**** MATERIAL TO PROCESS ****
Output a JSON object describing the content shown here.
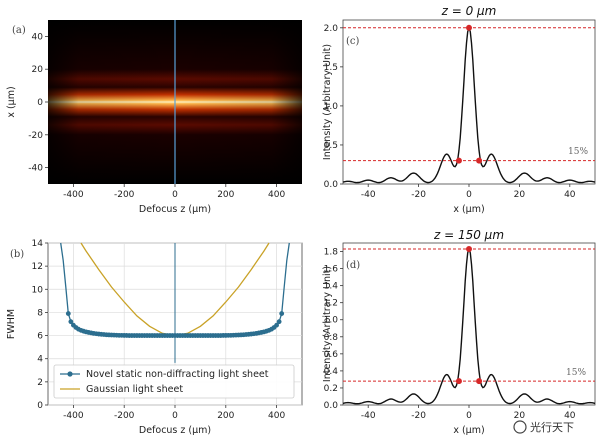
{
  "watermark": "光行天下",
  "panels": {
    "a": "(a)",
    "b": "(b)",
    "c": "(c)",
    "d": "(d)"
  },
  "chart_data": [
    {
      "id": "a",
      "type": "heatmap",
      "xlabel": "Defocus z (μm)",
      "ylabel": "x (μm)",
      "xlim": [
        -500,
        500
      ],
      "ylim": [
        -50,
        50
      ],
      "xticks": [
        -400,
        -200,
        0,
        200,
        400
      ],
      "yticks": [
        -40,
        -20,
        0,
        20,
        40
      ],
      "colormap": "hot",
      "beam_center_x": 0,
      "marker_line_z": 0
    },
    {
      "id": "b",
      "type": "line",
      "xlabel": "Defocus z (μm)",
      "ylabel": "FWHM",
      "xlim": [
        -500,
        500
      ],
      "ylim": [
        0,
        14
      ],
      "xticks": [
        -400,
        -200,
        0,
        200,
        400
      ],
      "yticks": [
        0,
        2,
        4,
        6,
        8,
        10,
        12,
        14
      ],
      "grid": true,
      "legend": "bottom-left",
      "series": [
        {
          "name": "Novel static non-diffracting light sheet",
          "color": "#2c6e8f",
          "marker": "circle",
          "x": [
            -450,
            -440,
            -430,
            -420,
            -410,
            -400,
            -390,
            -380,
            -370,
            -360,
            -350,
            -340,
            -330,
            -320,
            -310,
            -300,
            -290,
            -280,
            -270,
            -260,
            -250,
            -240,
            -230,
            -220,
            -210,
            -200,
            -190,
            -180,
            -170,
            -160,
            -150,
            -140,
            -130,
            -120,
            -110,
            -100,
            -90,
            -80,
            -70,
            -60,
            -50,
            -40,
            -30,
            -20,
            -10,
            0,
            10,
            20,
            30,
            40,
            50,
            60,
            70,
            80,
            90,
            100,
            110,
            120,
            130,
            140,
            150,
            160,
            170,
            180,
            190,
            200,
            210,
            220,
            230,
            240,
            250,
            260,
            270,
            280,
            290,
            300,
            310,
            320,
            330,
            340,
            350,
            360,
            370,
            380,
            390,
            400,
            410,
            420,
            430,
            440,
            450
          ],
          "y": [
            14,
            12.5,
            10.2,
            7.9,
            7.2,
            6.9,
            6.7,
            6.55,
            6.45,
            6.38,
            6.32,
            6.27,
            6.23,
            6.19,
            6.16,
            6.13,
            6.11,
            6.09,
            6.07,
            6.06,
            6.05,
            6.04,
            6.03,
            6.02,
            6.02,
            6.01,
            6.01,
            6.0,
            6.0,
            6.0,
            6.0,
            6.0,
            6.0,
            6.0,
            6.0,
            6.0,
            6.0,
            6.0,
            6.0,
            6.0,
            6.0,
            6.0,
            6.0,
            6.0,
            6.0,
            6.0,
            6.0,
            6.0,
            6.0,
            6.0,
            6.0,
            6.0,
            6.0,
            6.0,
            6.0,
            6.0,
            6.0,
            6.0,
            6.0,
            6.0,
            6.0,
            6.0,
            6.0,
            6.0,
            6.01,
            6.01,
            6.02,
            6.02,
            6.03,
            6.04,
            6.05,
            6.06,
            6.07,
            6.09,
            6.11,
            6.13,
            6.16,
            6.19,
            6.23,
            6.27,
            6.32,
            6.38,
            6.45,
            6.55,
            6.7,
            6.9,
            7.2,
            7.9,
            10.2,
            12.5,
            14
          ]
        },
        {
          "name": "Gaussian light sheet",
          "color": "#c9a227",
          "x": [
            -370,
            -350,
            -300,
            -250,
            -200,
            -150,
            -100,
            -50,
            0,
            50,
            100,
            150,
            200,
            250,
            300,
            350,
            370
          ],
          "y": [
            14,
            13.3,
            11.7,
            10.2,
            8.9,
            7.7,
            6.8,
            6.2,
            6.0,
            6.2,
            6.8,
            7.7,
            8.9,
            10.2,
            11.7,
            13.3,
            14
          ]
        }
      ],
      "marker_line_z": 0
    },
    {
      "id": "c",
      "type": "line",
      "title": "z = 0 μm",
      "xlabel": "x (μm)",
      "ylabel": "Intensity (Arbitrary Unit)",
      "xlim": [
        -50,
        50
      ],
      "ylim": [
        0,
        2.1
      ],
      "xticks": [
        -40,
        -20,
        0,
        20,
        40
      ],
      "yticks": [
        0.0,
        0.5,
        1.0,
        1.5,
        2.0
      ],
      "peak": 2.0,
      "threshold": 0.3,
      "threshold_label": "15%",
      "sidelobes": [
        0.3,
        0.27,
        0.14,
        0.08,
        0.05
      ],
      "markers": [
        {
          "x": 0,
          "y": 2.0
        },
        {
          "x": -4,
          "y": 0.3
        },
        {
          "x": 4,
          "y": 0.3
        }
      ]
    },
    {
      "id": "d",
      "type": "line",
      "title": "z = 150 μm",
      "xlabel": "x (μm)",
      "ylabel": "Intensity (Arbitrary Unit)",
      "xlim": [
        -50,
        50
      ],
      "ylim": [
        0,
        1.9
      ],
      "xticks": [
        -40,
        -20,
        0,
        20,
        40
      ],
      "yticks": [
        0.0,
        0.2,
        0.4,
        0.6,
        0.8,
        1.0,
        1.2,
        1.4,
        1.6,
        1.8
      ],
      "peak": 1.83,
      "threshold": 0.28,
      "threshold_label": "15%",
      "sidelobes": [
        0.28,
        0.25,
        0.13,
        0.07,
        0.04
      ],
      "markers": [
        {
          "x": 0,
          "y": 1.83
        },
        {
          "x": -4,
          "y": 0.28
        },
        {
          "x": 4,
          "y": 0.28
        }
      ]
    }
  ]
}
****
:: GOAL ::
Only lines with the string "light" belong in your answer; copy each one.

:: WRITTEN ANSWER ::
          "name": "Novel static non-diffracting light sheet",
          "name": "Gaussian light sheet",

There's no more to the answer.